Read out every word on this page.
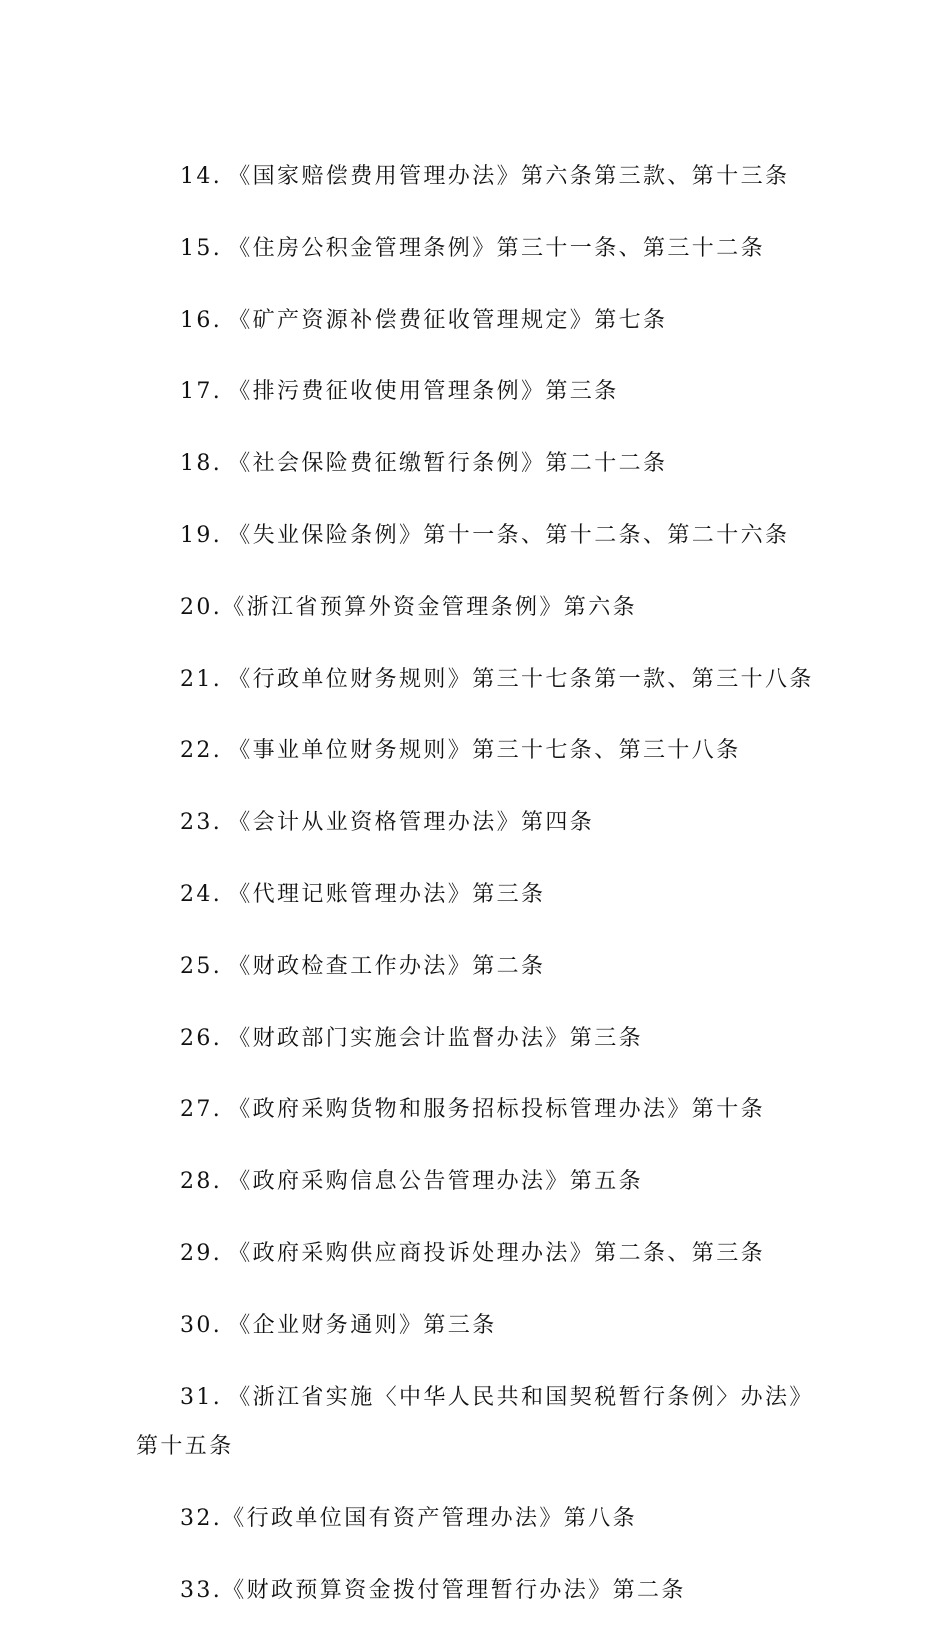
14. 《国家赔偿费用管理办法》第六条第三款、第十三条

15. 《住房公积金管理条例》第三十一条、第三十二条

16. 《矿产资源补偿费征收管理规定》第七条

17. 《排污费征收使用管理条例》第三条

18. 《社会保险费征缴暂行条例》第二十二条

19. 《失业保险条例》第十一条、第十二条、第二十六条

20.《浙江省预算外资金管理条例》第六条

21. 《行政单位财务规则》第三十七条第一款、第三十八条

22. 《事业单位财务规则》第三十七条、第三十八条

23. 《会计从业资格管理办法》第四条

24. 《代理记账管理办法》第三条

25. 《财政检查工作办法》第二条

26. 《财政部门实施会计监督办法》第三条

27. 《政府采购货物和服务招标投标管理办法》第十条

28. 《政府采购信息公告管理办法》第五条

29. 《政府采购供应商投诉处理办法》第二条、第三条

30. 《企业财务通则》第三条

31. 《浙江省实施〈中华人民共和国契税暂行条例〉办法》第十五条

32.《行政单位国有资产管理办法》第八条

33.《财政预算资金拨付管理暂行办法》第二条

● **Instructions to follow**: Your answer should be a single number: how many lines of the material contain the word "第三十八条".

● **Result of the task**: 2